* Start Material to process *
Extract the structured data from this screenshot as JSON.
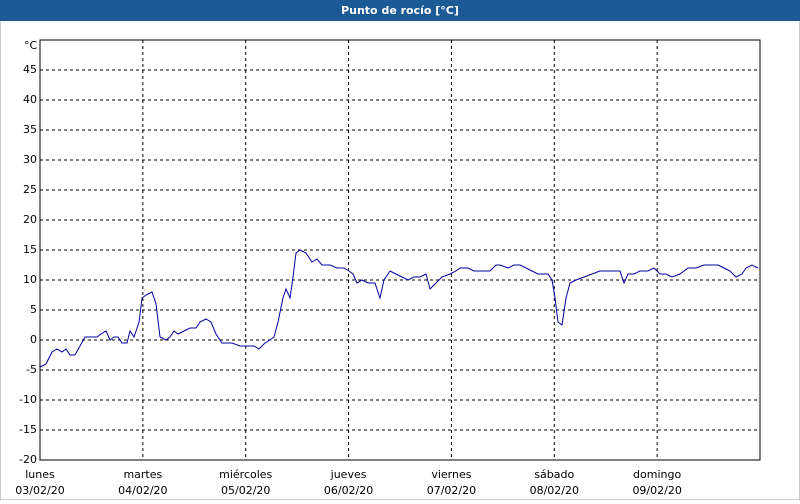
{
  "chart_data": {
    "type": "line",
    "title": "Punto de rocío [°C]",
    "y_unit": "°C",
    "xlim": [
      0,
      7
    ],
    "ylim": [
      -20,
      50
    ],
    "yticks": [
      -20,
      -15,
      -10,
      -5,
      0,
      5,
      10,
      15,
      20,
      25,
      30,
      35,
      40,
      45
    ],
    "xticks": [
      {
        "value": 0,
        "label": "lunes"
      },
      {
        "value": 1,
        "label": "martes"
      },
      {
        "value": 2,
        "label": "miércoles"
      },
      {
        "value": 3,
        "label": "jueves"
      },
      {
        "value": 4,
        "label": "viernes"
      },
      {
        "value": 5,
        "label": "sábado"
      },
      {
        "value": 6,
        "label": "domingo"
      }
    ],
    "xtick_dates": [
      "03/02/20",
      "04/02/20",
      "05/02/20",
      "06/02/20",
      "07/02/20",
      "08/02/20",
      "09/02/20"
    ],
    "grid": true,
    "x": [
      0,
      0.058,
      0.117,
      0.165,
      0.214,
      0.253,
      0.292,
      0.34,
      0.389,
      0.437,
      0.506,
      0.554,
      0.593,
      0.642,
      0.681,
      0.719,
      0.758,
      0.797,
      0.846,
      0.875,
      0.914,
      0.963,
      0.992,
      1.031,
      1.089,
      1.128,
      1.167,
      1.225,
      1.264,
      1.303,
      1.342,
      1.4,
      1.458,
      1.517,
      1.556,
      1.614,
      1.662,
      1.711,
      1.769,
      1.867,
      1.944,
      2.022,
      2.081,
      2.129,
      2.158,
      2.187,
      2.236,
      2.275,
      2.314,
      2.362,
      2.392,
      2.431,
      2.46,
      2.489,
      2.528,
      2.586,
      2.644,
      2.693,
      2.742,
      2.819,
      2.887,
      2.955,
      3.004,
      3.043,
      3.082,
      3.13,
      3.189,
      3.257,
      3.305,
      3.344,
      3.403,
      3.461,
      3.519,
      3.578,
      3.636,
      3.694,
      3.753,
      3.792,
      3.85,
      3.908,
      3.986,
      4.044,
      4.083,
      4.161,
      4.219,
      4.278,
      4.375,
      4.433,
      4.472,
      4.55,
      4.608,
      4.667,
      4.725,
      4.783,
      4.841,
      4.939,
      4.978,
      5.007,
      5.036,
      5.075,
      5.114,
      5.153,
      5.211,
      5.289,
      5.367,
      5.444,
      5.522,
      5.6,
      5.639,
      5.678,
      5.717,
      5.775,
      5.833,
      5.911,
      5.969,
      6.028,
      6.086,
      6.144,
      6.222,
      6.3,
      6.378,
      6.455,
      6.533,
      6.592,
      6.65,
      6.708,
      6.767,
      6.825,
      6.864,
      6.922,
      6.981
    ],
    "series": [
      {
        "color": "#0000a0",
        "values": [
          -4.5,
          -4,
          -2,
          -1.5,
          -2,
          -1.5,
          -2.5,
          -2.5,
          -1,
          0.5,
          0.5,
          0.5,
          1,
          1.5,
          0,
          0.5,
          0.5,
          -0.5,
          -0.5,
          1.5,
          0.5,
          3,
          7,
          7.5,
          8,
          6,
          0.5,
          0,
          0.5,
          1.5,
          1,
          1.5,
          2,
          2,
          3,
          3.5,
          3,
          1,
          -0.5,
          -0.5,
          -1,
          -1,
          -1,
          -1.5,
          -1,
          -0.5,
          0,
          0.5,
          3,
          7,
          8.5,
          7,
          10.5,
          14.5,
          15,
          14.5,
          13,
          13.5,
          12.5,
          12.5,
          12,
          12,
          11.5,
          11,
          9.5,
          10,
          9.5,
          9.5,
          7,
          10,
          11.5,
          11,
          10.5,
          10,
          10.5,
          10.5,
          11,
          8.5,
          9.5,
          10.5,
          11,
          11.5,
          12,
          12,
          11.5,
          11.5,
          11.5,
          12.5,
          12.5,
          12,
          12.5,
          12.5,
          12,
          11.5,
          11,
          11,
          10,
          7,
          3,
          2.5,
          7,
          9.5,
          10,
          10.5,
          11,
          11.5,
          11.5,
          11.5,
          11.5,
          9.5,
          11,
          11,
          11.5,
          11.5,
          12,
          11,
          11,
          10.5,
          11,
          12,
          12,
          12.5,
          12.5,
          12.5,
          12,
          11.5,
          10.5,
          11,
          12,
          12.5,
          12
        ]
      }
    ]
  }
}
* End Material to process *
Skipping the pictures, transcribe each line above exactly as it appears.

Extract the structured data from this screenshot as JSON.
{
  "chart_data": {
    "type": "line",
    "title": "Punto de rocío [°C]",
    "y_unit": "°C",
    "xlim": [
      0,
      7
    ],
    "ylim": [
      -20,
      50
    ],
    "yticks": [
      -20,
      -15,
      -10,
      -5,
      0,
      5,
      10,
      15,
      20,
      25,
      30,
      35,
      40,
      45
    ],
    "xticks": [
      {
        "value": 0,
        "label": "lunes"
      },
      {
        "value": 1,
        "label": "martes"
      },
      {
        "value": 2,
        "label": "miércoles"
      },
      {
        "value": 3,
        "label": "jueves"
      },
      {
        "value": 4,
        "label": "viernes"
      },
      {
        "value": 5,
        "label": "sábado"
      },
      {
        "value": 6,
        "label": "domingo"
      }
    ],
    "xtick_dates": [
      "03/02/20",
      "04/02/20",
      "05/02/20",
      "06/02/20",
      "07/02/20",
      "08/02/20",
      "09/02/20"
    ],
    "grid": true,
    "x": [
      0,
      0.058,
      0.117,
      0.165,
      0.214,
      0.253,
      0.292,
      0.34,
      0.389,
      0.437,
      0.506,
      0.554,
      0.593,
      0.642,
      0.681,
      0.719,
      0.758,
      0.797,
      0.846,
      0.875,
      0.914,
      0.963,
      0.992,
      1.031,
      1.089,
      1.128,
      1.167,
      1.225,
      1.264,
      1.303,
      1.342,
      1.4,
      1.458,
      1.517,
      1.556,
      1.614,
      1.662,
      1.711,
      1.769,
      1.867,
      1.944,
      2.022,
      2.081,
      2.129,
      2.158,
      2.187,
      2.236,
      2.275,
      2.314,
      2.362,
      2.392,
      2.431,
      2.46,
      2.489,
      2.528,
      2.586,
      2.644,
      2.693,
      2.742,
      2.819,
      2.887,
      2.955,
      3.004,
      3.043,
      3.082,
      3.13,
      3.189,
      3.257,
      3.305,
      3.344,
      3.403,
      3.461,
      3.519,
      3.578,
      3.636,
      3.694,
      3.753,
      3.792,
      3.85,
      3.908,
      3.986,
      4.044,
      4.083,
      4.161,
      4.219,
      4.278,
      4.375,
      4.433,
      4.472,
      4.55,
      4.608,
      4.667,
      4.725,
      4.783,
      4.841,
      4.939,
      4.978,
      5.007,
      5.036,
      5.075,
      5.114,
      5.153,
      5.211,
      5.289,
      5.367,
      5.444,
      5.522,
      5.6,
      5.639,
      5.678,
      5.717,
      5.775,
      5.833,
      5.911,
      5.969,
      6.028,
      6.086,
      6.144,
      6.222,
      6.3,
      6.378,
      6.455,
      6.533,
      6.592,
      6.65,
      6.708,
      6.767,
      6.825,
      6.864,
      6.922,
      6.981
    ],
    "series": [
      {
        "color": "#0000a0",
        "values": [
          -4.5,
          -4,
          -2,
          -1.5,
          -2,
          -1.5,
          -2.5,
          -2.5,
          -1,
          0.5,
          0.5,
          0.5,
          1,
          1.5,
          0,
          0.5,
          0.5,
          -0.5,
          -0.5,
          1.5,
          0.5,
          3,
          7,
          7.5,
          8,
          6,
          0.5,
          0,
          0.5,
          1.5,
          1,
          1.5,
          2,
          2,
          3,
          3.5,
          3,
          1,
          -0.5,
          -0.5,
          -1,
          -1,
          -1,
          -1.5,
          -1,
          -0.5,
          0,
          0.5,
          3,
          7,
          8.5,
          7,
          10.5,
          14.5,
          15,
          14.5,
          13,
          13.5,
          12.5,
          12.5,
          12,
          12,
          11.5,
          11,
          9.5,
          10,
          9.5,
          9.5,
          7,
          10,
          11.5,
          11,
          10.5,
          10,
          10.5,
          10.5,
          11,
          8.5,
          9.5,
          10.5,
          11,
          11.5,
          12,
          12,
          11.5,
          11.5,
          11.5,
          12.5,
          12.5,
          12,
          12.5,
          12.5,
          12,
          11.5,
          11,
          11,
          10,
          7,
          3,
          2.5,
          7,
          9.5,
          10,
          10.5,
          11,
          11.5,
          11.5,
          11.5,
          11.5,
          9.5,
          11,
          11,
          11.5,
          11.5,
          12,
          11,
          11,
          10.5,
          11,
          12,
          12,
          12.5,
          12.5,
          12.5,
          12,
          11.5,
          10.5,
          11,
          12,
          12.5,
          12
        ]
      }
    ]
  }
}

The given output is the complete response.